◆ **Data shown**:
--- start ---

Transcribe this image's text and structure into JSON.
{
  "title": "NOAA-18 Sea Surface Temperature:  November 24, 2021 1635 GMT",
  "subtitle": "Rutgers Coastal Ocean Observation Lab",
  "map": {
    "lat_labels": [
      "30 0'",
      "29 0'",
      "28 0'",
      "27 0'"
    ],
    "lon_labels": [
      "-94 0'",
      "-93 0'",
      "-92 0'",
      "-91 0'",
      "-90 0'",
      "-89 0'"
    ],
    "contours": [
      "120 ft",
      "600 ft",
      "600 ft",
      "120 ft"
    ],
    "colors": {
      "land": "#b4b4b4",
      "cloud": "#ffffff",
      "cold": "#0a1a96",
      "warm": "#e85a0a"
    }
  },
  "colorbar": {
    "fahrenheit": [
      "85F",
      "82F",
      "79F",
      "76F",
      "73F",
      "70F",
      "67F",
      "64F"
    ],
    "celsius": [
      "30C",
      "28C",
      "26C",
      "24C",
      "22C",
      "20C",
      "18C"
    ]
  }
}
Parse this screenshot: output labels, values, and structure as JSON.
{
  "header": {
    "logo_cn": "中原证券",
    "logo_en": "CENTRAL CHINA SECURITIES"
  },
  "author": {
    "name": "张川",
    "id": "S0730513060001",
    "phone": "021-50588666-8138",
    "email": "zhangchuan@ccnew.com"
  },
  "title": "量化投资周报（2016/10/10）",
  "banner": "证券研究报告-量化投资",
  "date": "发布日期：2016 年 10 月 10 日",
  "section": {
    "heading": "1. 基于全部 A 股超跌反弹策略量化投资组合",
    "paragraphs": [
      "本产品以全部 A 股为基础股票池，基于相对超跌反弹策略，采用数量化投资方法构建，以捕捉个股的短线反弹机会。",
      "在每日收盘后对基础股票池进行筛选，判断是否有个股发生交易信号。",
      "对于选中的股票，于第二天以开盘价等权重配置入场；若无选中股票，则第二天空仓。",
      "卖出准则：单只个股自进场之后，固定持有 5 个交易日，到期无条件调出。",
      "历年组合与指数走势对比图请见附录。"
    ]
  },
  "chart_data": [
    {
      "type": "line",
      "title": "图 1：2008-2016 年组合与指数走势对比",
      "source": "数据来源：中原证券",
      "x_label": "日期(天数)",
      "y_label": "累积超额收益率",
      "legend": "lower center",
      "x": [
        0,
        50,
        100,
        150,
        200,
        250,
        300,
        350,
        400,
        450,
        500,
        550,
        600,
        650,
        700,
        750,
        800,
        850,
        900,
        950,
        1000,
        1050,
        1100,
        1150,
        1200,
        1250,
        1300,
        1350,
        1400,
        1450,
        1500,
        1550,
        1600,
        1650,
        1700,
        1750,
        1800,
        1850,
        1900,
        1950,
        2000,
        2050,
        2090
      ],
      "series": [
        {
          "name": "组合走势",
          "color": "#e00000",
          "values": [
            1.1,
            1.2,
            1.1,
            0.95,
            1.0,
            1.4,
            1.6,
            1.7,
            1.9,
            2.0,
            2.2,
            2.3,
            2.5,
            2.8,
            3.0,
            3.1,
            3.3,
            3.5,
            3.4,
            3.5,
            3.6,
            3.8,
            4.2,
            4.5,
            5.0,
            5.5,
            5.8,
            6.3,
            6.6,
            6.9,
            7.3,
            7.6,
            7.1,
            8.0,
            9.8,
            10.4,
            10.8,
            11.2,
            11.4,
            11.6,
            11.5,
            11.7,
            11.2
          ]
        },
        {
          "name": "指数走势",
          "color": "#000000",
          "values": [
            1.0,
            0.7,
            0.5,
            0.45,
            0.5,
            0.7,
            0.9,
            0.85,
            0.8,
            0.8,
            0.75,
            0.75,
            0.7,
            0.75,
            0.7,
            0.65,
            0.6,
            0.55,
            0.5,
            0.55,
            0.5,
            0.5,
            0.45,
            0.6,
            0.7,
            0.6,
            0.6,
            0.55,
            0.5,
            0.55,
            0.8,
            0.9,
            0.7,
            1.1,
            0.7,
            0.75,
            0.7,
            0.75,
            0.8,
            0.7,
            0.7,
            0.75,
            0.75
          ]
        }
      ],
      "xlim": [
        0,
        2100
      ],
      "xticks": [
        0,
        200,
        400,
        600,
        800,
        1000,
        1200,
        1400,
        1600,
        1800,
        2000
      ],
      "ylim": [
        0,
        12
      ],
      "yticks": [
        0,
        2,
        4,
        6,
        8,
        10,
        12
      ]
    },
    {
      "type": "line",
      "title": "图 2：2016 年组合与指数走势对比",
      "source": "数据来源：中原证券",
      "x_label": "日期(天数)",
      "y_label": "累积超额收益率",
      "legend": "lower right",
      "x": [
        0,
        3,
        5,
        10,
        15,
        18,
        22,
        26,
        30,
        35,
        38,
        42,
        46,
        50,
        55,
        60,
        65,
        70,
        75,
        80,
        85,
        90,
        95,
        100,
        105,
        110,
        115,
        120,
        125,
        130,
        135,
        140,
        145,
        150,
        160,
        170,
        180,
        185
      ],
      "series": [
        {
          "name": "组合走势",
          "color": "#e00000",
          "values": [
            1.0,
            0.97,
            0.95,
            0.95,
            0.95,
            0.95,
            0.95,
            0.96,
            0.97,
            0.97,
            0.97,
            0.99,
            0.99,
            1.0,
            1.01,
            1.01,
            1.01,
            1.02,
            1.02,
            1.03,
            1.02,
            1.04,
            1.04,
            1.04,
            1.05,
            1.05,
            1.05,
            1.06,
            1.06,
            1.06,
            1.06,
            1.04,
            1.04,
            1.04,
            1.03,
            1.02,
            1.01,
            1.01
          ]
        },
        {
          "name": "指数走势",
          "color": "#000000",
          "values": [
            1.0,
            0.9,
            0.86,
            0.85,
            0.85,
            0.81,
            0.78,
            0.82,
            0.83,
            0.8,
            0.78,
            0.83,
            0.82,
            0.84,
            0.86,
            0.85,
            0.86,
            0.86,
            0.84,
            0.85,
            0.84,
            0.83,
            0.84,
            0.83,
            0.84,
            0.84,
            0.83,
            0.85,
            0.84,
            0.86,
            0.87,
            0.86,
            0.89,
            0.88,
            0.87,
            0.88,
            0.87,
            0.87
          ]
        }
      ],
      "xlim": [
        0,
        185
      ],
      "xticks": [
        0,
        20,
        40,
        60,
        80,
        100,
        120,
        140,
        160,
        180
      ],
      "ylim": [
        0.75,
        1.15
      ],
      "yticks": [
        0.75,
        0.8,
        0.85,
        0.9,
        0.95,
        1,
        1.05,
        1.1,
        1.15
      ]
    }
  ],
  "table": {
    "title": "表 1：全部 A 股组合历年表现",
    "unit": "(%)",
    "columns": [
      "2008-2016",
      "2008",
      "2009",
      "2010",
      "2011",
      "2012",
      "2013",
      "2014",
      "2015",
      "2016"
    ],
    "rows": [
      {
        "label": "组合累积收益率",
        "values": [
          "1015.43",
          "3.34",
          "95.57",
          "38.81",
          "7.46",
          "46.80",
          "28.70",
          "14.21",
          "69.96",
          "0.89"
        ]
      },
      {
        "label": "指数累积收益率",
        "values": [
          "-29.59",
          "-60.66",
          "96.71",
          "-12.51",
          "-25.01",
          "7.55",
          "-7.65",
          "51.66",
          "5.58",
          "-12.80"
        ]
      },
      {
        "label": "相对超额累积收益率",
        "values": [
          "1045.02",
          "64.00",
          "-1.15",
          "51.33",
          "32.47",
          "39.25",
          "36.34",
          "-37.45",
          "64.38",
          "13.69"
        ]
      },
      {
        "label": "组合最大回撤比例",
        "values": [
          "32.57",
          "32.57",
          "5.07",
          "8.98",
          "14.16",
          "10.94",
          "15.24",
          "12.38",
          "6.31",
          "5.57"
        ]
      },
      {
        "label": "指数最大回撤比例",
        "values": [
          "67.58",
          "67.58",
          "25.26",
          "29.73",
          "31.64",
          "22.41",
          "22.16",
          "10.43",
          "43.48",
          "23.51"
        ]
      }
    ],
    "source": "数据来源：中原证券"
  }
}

--- end ---

Copy every line that contains the string "structure".

◆ **Final result**:
Transcribe this image's text and structure into JSON.
Parse this screenshot: output labels, values, and structure as JSON.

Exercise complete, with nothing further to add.